■ WHAT THIS TASK INVOLVES:
Filter the records for lines holding the string "Growth".

■ GIVEN DATA:
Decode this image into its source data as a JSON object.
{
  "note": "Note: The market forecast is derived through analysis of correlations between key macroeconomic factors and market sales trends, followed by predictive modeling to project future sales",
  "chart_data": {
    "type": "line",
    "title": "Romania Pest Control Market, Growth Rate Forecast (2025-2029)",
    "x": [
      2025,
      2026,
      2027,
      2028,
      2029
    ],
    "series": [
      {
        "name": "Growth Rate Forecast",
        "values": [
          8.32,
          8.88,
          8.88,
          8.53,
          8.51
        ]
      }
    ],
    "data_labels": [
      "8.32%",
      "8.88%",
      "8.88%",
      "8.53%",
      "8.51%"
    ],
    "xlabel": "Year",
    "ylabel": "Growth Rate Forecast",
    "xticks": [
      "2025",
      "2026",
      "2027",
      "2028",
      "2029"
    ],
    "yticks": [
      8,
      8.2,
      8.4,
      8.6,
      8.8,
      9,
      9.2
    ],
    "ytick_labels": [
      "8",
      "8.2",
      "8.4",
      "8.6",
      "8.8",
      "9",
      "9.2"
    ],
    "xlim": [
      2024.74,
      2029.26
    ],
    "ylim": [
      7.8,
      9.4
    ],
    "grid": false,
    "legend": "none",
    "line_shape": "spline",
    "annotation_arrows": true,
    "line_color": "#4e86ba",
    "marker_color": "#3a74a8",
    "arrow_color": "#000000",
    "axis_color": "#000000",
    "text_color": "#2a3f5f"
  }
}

■ RESULT:
    "title": "Romania Pest Control Market, Growth Rate Forecast (2025-2029)",
        "name": "Growth Rate Forecast",
    "ylabel": "Growth Rate Forecast",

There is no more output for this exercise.